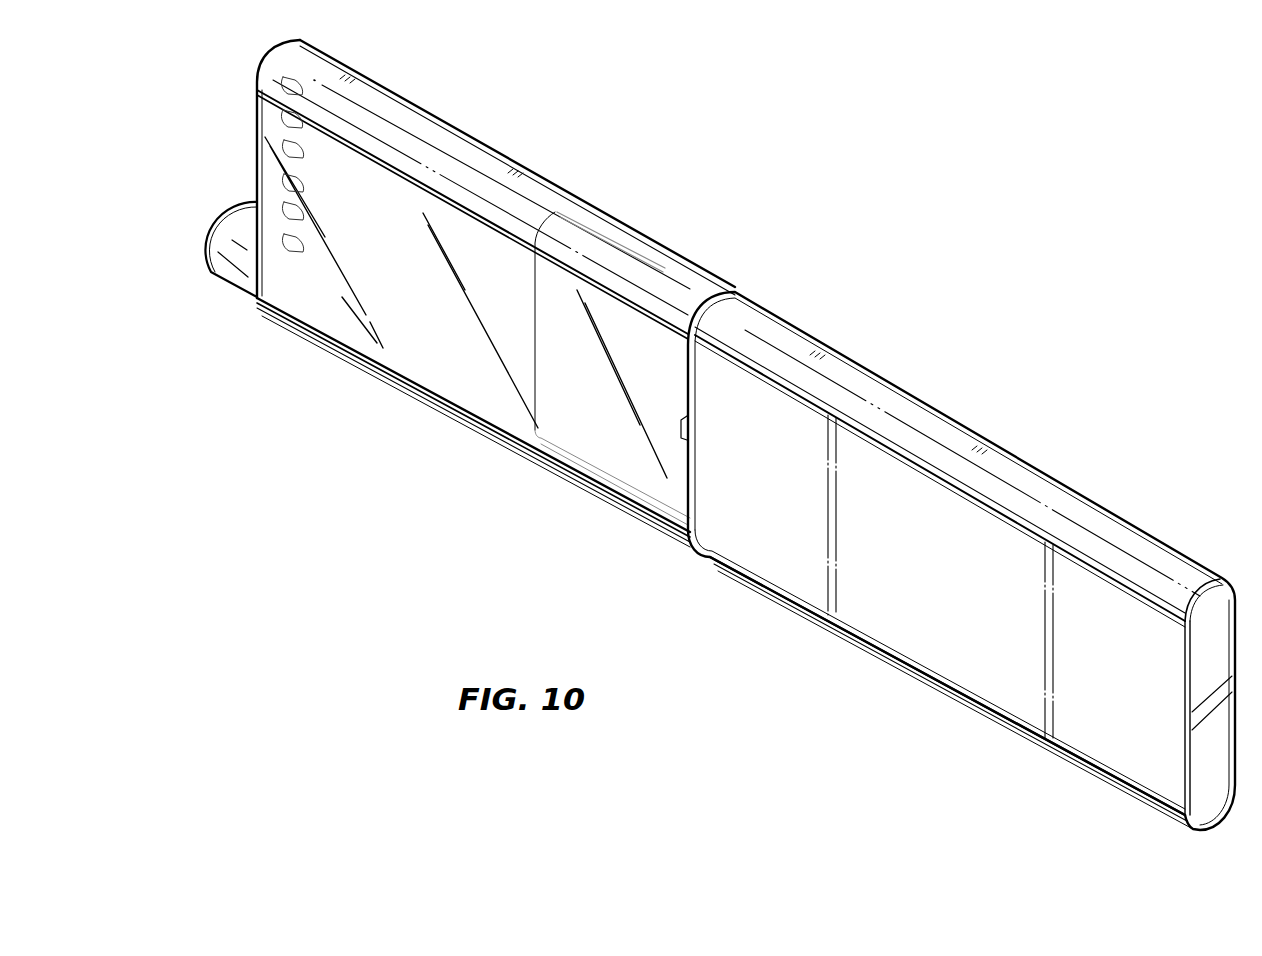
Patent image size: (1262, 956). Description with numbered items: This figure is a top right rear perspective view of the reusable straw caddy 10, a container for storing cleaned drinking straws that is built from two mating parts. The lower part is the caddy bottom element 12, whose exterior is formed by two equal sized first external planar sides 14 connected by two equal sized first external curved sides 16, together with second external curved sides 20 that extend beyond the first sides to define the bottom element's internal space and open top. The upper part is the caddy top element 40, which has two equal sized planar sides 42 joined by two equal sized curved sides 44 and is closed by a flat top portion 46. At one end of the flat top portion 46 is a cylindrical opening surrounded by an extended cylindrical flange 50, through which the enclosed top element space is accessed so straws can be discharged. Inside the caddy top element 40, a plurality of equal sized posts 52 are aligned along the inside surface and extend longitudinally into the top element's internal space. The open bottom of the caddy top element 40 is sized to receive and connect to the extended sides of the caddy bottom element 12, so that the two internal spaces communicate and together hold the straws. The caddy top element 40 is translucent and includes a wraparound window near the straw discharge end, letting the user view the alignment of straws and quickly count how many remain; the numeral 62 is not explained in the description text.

The reusable straw caddy 10 is at (882, 178).
The caddy bottom element 12 is at (997, 672).
The first external planar sides 14 is at (927, 620).
The first external curved sides 16 is at (1000, 471).
The second external curved sides 20 is at (553, 213).
The caddy top element 40 is at (478, 373).
The planar sides 42 is at (410, 318).
The curved sides 44 is at (430, 118).
The flat top portion 46 is at (256, 120).
The extended cylindrical flange 50 is at (244, 277).
The posts 52 is at (289, 247).
The display region 62 is at (482, 303).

____

### Aim of the task
Could you turn the lines above into a JSON list of strings, one string per line, with blank lines and the picture left out?

### Solution to the exercise
[
  "Patent image size: (1262, 956). Description with numbered items: This figure is a top right rear perspective view of the reusable straw caddy 10, a container for storing cleaned drinking straws that is built from two mating parts. The lower part is the caddy bottom element 12, whose exterior is formed by two equal sized first external planar sides 14 connected by two equal sized first external curved sides 16, together with second external curved sides 20 that extend beyond the first sides to define the bottom element's internal space and open top. The upper part is the caddy top element 40, which has two equal sized planar sides 42 joined by two equal sized curved sides 44 and is closed by a flat top portion 46. At one end of the flat top portion 46 is a cylindrical opening surrounded by an extended cylindrical flange 50, through which the enclosed top element space is accessed so straws can be discharged. Inside the caddy top element 40, a plurality of equal sized posts 52 are aligned along the inside surface and extend longitudinally into the top element's internal space. The open bottom of the caddy top element 40 is sized to receive and connect to the extended sides of the caddy bottom element 12, so that the two internal spaces communicate and together hold the straws. The caddy top element 40 is translucent and includes a wraparound window near the straw discharge end, letting the user view the alignment of straws and quickly count how many remain; the numeral 62 is not explained in the description text.",
  "The reusable straw caddy 10 is at (882, 178).",
  "The caddy bottom element 12 is at (997, 672).",
  "The first external planar sides 14 is at (927, 620).",
  "The first external curved sides 16 is at (1000, 471).",
  "The second external curved sides 20 is at (553, 213).",
  "The caddy top element 40 is at (478, 373).",
  "The planar sides 42 is at (410, 318).",
  "The curved sides 44 is at (430, 118).",
  "The flat top portion 46 is at (256, 120).",
  "The extended cylindrical flange 50 is at (244, 277).",
  "The posts 52 is at (289, 247).",
  "The display region 62 is at (482, 303)."
]